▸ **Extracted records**
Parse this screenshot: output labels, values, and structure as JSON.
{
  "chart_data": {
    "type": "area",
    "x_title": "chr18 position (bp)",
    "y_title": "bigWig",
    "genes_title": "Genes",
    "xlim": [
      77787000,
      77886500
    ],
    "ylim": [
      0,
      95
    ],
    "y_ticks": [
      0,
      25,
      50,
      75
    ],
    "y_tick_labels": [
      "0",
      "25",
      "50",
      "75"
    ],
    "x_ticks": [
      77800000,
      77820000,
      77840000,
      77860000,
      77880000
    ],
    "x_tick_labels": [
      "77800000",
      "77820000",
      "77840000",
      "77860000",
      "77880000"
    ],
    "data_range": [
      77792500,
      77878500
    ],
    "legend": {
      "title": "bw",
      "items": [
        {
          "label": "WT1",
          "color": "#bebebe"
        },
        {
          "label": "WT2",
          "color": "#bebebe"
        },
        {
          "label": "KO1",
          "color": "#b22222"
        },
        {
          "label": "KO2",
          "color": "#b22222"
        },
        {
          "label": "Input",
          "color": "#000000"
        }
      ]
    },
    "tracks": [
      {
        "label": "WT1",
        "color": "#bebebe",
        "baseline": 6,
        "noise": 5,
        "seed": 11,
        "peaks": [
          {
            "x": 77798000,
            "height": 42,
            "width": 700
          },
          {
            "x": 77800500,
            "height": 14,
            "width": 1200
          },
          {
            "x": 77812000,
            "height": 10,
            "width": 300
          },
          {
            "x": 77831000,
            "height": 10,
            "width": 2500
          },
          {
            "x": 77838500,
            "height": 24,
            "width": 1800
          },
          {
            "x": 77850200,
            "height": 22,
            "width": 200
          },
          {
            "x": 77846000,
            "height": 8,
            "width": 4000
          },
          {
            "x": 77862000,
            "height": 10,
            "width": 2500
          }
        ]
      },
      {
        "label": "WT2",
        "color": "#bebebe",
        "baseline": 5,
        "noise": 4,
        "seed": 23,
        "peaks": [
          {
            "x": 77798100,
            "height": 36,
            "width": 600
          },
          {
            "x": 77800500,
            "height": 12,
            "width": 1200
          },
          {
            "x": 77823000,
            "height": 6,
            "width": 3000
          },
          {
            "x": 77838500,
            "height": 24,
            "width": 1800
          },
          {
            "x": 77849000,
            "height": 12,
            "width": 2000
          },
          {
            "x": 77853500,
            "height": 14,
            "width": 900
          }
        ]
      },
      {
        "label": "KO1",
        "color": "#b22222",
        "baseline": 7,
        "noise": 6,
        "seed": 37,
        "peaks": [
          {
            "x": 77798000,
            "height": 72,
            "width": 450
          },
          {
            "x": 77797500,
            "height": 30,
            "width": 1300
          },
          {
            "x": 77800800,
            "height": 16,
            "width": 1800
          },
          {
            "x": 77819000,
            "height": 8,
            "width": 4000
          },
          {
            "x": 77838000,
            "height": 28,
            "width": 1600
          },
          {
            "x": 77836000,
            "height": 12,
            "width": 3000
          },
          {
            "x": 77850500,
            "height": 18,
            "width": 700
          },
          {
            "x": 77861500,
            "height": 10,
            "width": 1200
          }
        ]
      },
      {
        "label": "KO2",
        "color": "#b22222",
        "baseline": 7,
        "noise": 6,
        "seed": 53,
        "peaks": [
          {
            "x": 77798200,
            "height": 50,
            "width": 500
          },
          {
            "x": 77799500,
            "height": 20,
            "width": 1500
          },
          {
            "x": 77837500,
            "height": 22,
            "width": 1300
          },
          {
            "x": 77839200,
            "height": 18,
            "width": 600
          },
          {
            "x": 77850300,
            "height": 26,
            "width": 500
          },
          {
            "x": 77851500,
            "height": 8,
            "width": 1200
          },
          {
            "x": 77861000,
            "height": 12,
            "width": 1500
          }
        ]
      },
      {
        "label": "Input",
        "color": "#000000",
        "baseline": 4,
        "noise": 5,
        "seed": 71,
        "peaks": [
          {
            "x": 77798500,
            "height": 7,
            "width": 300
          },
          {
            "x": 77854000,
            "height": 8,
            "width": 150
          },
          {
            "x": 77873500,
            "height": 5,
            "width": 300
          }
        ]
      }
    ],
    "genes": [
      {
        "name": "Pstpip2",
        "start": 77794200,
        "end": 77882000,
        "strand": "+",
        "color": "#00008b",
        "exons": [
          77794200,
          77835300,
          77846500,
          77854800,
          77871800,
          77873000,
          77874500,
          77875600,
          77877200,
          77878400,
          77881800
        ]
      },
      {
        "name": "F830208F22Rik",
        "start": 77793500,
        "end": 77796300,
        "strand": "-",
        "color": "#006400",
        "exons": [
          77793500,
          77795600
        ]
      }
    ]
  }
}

▸ **GOAL OF THE EXERCISE**
You are asked to transcribe all of the data above exactly.

▸ **OUTPUT OF THE TASK**
Parse this screenshot: output labels, values, and structure as JSON.
{
  "chart_data": {
    "type": "area",
    "x_title": "chr18 position (bp)",
    "y_title": "bigWig",
    "genes_title": "Genes",
    "xlim": [
      77787000,
      77886500
    ],
    "ylim": [
      0,
      95
    ],
    "y_ticks": [
      0,
      25,
      50,
      75
    ],
    "y_tick_labels": [
      "0",
      "25",
      "50",
      "75"
    ],
    "x_ticks": [
      77800000,
      77820000,
      77840000,
      77860000,
      77880000
    ],
    "x_tick_labels": [
      "77800000",
      "77820000",
      "77840000",
      "77860000",
      "77880000"
    ],
    "data_range": [
      77792500,
      77878500
    ],
    "legend": {
      "title": "bw",
      "items": [
        {
          "label": "WT1",
          "color": "#bebebe"
        },
        {
          "label": "WT2",
          "color": "#bebebe"
        },
        {
          "label": "KO1",
          "color": "#b22222"
        },
        {
          "label": "KO2",
          "color": "#b22222"
        },
        {
          "label": "Input",
          "color": "#000000"
        }
      ]
    },
    "tracks": [
      {
        "label": "WT1",
        "color": "#bebebe",
        "baseline": 6,
        "noise": 5,
        "seed": 11,
        "peaks": [
          {
            "x": 77798000,
            "height": 42,
            "width": 700
          },
          {
            "x": 77800500,
            "height": 14,
            "width": 1200
          },
          {
            "x": 77812000,
            "height": 10,
            "width": 300
          },
          {
            "x": 77831000,
            "height": 10,
            "width": 2500
          },
          {
            "x": 77838500,
            "height": 24,
            "width": 1800
          },
          {
            "x": 77850200,
            "height": 22,
            "width": 200
          },
          {
            "x": 77846000,
            "height": 8,
            "width": 4000
          },
          {
            "x": 77862000,
            "height": 10,
            "width": 2500
          }
        ]
      },
      {
        "label": "WT2",
        "color": "#bebebe",
        "baseline": 5,
        "noise": 4,
        "seed": 23,
        "peaks": [
          {
            "x": 77798100,
            "height": 36,
            "width": 600
          },
          {
            "x": 77800500,
            "height": 12,
            "width": 1200
          },
          {
            "x": 77823000,
            "height": 6,
            "width": 3000
          },
          {
            "x": 77838500,
            "height": 24,
            "width": 1800
          },
          {
            "x": 77849000,
            "height": 12,
            "width": 2000
          },
          {
            "x": 77853500,
            "height": 14,
            "width": 900
          }
        ]
      },
      {
        "label": "KO1",
        "color": "#b22222",
        "baseline": 7,
        "noise": 6,
        "seed": 37,
        "peaks": [
          {
            "x": 77798000,
            "height": 72,
            "width": 450
          },
          {
            "x": 77797500,
            "height": 30,
            "width": 1300
          },
          {
            "x": 77800800,
            "height": 16,
            "width": 1800
          },
          {
            "x": 77819000,
            "height": 8,
            "width": 4000
          },
          {
            "x": 77838000,
            "height": 28,
            "width": 1600
          },
          {
            "x": 77836000,
            "height": 12,
            "width": 3000
          },
          {
            "x": 77850500,
            "height": 18,
            "width": 700
          },
          {
            "x": 77861500,
            "height": 10,
            "width": 1200
          }
        ]
      },
      {
        "label": "KO2",
        "color": "#b22222",
        "baseline": 7,
        "noise": 6,
        "seed": 53,
        "peaks": [
          {
            "x": 77798200,
            "height": 50,
            "width": 500
          },
          {
            "x": 77799500,
            "height": 20,
            "width": 1500
          },
          {
            "x": 77837500,
            "height": 22,
            "width": 1300
          },
          {
            "x": 77839200,
            "height": 18,
            "width": 600
          },
          {
            "x": 77850300,
            "height": 26,
            "width": 500
          },
          {
            "x": 77851500,
            "height": 8,
            "width": 1200
          },
          {
            "x": 77861000,
            "height": 12,
            "width": 1500
          }
        ]
      },
      {
        "label": "Input",
        "color": "#000000",
        "baseline": 4,
        "noise": 5,
        "seed": 71,
        "peaks": [
          {
            "x": 77798500,
            "height": 7,
            "width": 300
          },
          {
            "x": 77854000,
            "height": 8,
            "width": 150
          },
          {
            "x": 77873500,
            "height": 5,
            "width": 300
          }
        ]
      }
    ],
    "genes": [
      {
        "name": "Pstpip2",
        "start": 77794200,
        "end": 77882000,
        "strand": "+",
        "color": "#00008b",
        "exons": [
          77794200,
          77835300,
          77846500,
          77854800,
          77871800,
          77873000,
          77874500,
          77875600,
          77877200,
          77878400,
          77881800
        ]
      },
      {
        "name": "F830208F22Rik",
        "start": 77793500,
        "end": 77796300,
        "strand": "-",
        "color": "#006400",
        "exons": [
          77793500,
          77795600
        ]
      }
    ]
  }
}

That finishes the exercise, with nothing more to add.